→ Exercise goal
Copy exactly the line containing "Decode this image" and all the lines that follow it to the end of the records, minus the pictures.

→ Records shown

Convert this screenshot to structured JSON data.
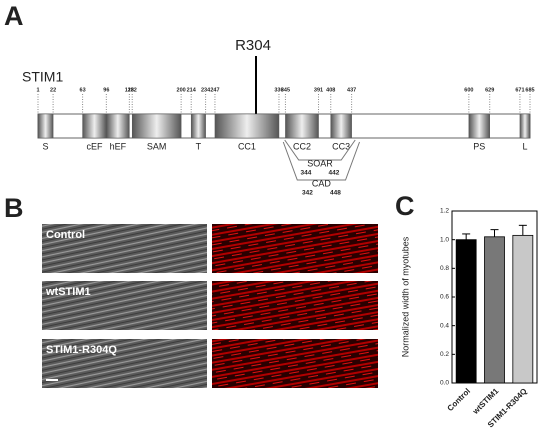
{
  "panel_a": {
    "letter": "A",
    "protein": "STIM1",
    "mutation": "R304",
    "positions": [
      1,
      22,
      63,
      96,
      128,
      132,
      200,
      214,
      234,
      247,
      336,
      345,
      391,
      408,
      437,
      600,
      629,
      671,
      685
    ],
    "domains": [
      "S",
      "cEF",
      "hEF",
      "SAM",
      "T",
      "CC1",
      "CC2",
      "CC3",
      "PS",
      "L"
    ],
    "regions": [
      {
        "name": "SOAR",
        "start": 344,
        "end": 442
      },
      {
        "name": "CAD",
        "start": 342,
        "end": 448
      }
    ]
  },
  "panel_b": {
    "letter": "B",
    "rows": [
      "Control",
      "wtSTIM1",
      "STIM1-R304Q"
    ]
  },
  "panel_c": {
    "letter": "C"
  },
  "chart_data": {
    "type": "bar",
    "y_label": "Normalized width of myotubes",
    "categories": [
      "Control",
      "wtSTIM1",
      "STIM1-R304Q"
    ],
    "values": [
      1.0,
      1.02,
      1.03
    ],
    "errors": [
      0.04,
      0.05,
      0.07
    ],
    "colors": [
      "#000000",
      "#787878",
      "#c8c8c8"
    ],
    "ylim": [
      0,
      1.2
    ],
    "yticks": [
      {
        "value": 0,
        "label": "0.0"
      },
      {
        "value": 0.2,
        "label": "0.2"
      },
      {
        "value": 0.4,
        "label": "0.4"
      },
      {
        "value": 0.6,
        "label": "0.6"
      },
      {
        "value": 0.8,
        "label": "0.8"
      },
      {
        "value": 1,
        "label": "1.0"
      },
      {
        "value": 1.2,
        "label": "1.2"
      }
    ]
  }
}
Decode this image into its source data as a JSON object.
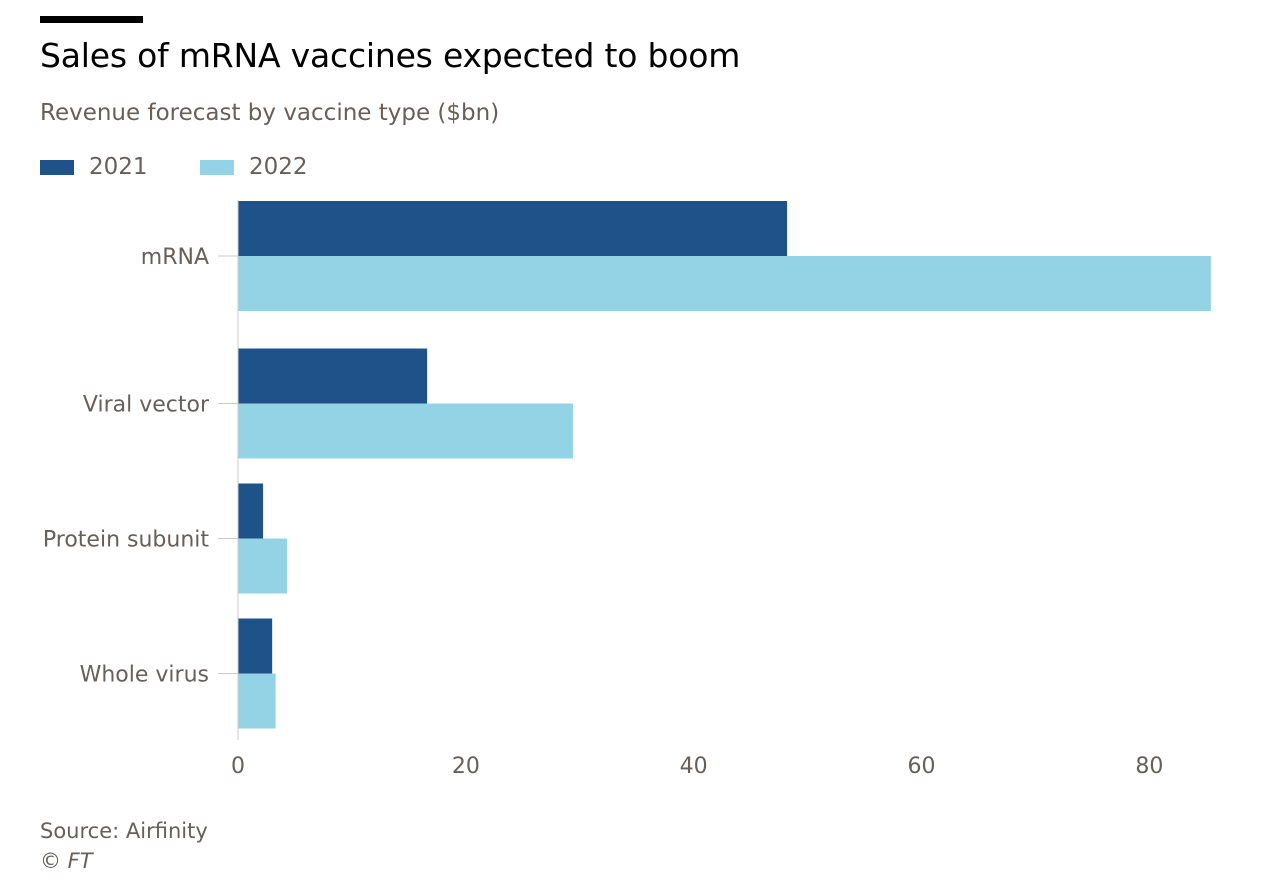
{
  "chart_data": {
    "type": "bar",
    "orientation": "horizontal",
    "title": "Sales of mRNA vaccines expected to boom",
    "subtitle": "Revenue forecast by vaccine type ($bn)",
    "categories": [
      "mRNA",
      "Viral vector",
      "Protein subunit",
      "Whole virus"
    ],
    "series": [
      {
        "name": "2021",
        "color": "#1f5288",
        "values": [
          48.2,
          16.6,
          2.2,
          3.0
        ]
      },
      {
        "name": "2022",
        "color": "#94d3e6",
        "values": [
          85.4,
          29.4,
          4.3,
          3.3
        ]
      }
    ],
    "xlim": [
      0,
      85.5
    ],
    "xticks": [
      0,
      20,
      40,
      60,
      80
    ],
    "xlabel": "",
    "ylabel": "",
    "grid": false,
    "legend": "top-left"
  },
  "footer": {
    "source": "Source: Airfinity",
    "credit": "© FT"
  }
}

→ Solution to this problem
Decode this image into its source data as a JSON object.
{
  "chart_data": {
    "type": "bar",
    "orientation": "horizontal",
    "title": "Sales of mRNA vaccines expected to boom",
    "subtitle": "Revenue forecast by vaccine type ($bn)",
    "categories": [
      "mRNA",
      "Viral vector",
      "Protein subunit",
      "Whole virus"
    ],
    "series": [
      {
        "name": "2021",
        "color": "#1f5288",
        "values": [
          48.2,
          16.6,
          2.2,
          3.0
        ]
      },
      {
        "name": "2022",
        "color": "#94d3e6",
        "values": [
          85.4,
          29.4,
          4.3,
          3.3
        ]
      }
    ],
    "xlim": [
      0,
      85.5
    ],
    "xticks": [
      0,
      20,
      40,
      60,
      80
    ],
    "xlabel": "",
    "ylabel": "",
    "grid": false,
    "legend": "top-left"
  },
  "footer": {
    "source": "Source: Airfinity",
    "credit": "© FT"
  }
}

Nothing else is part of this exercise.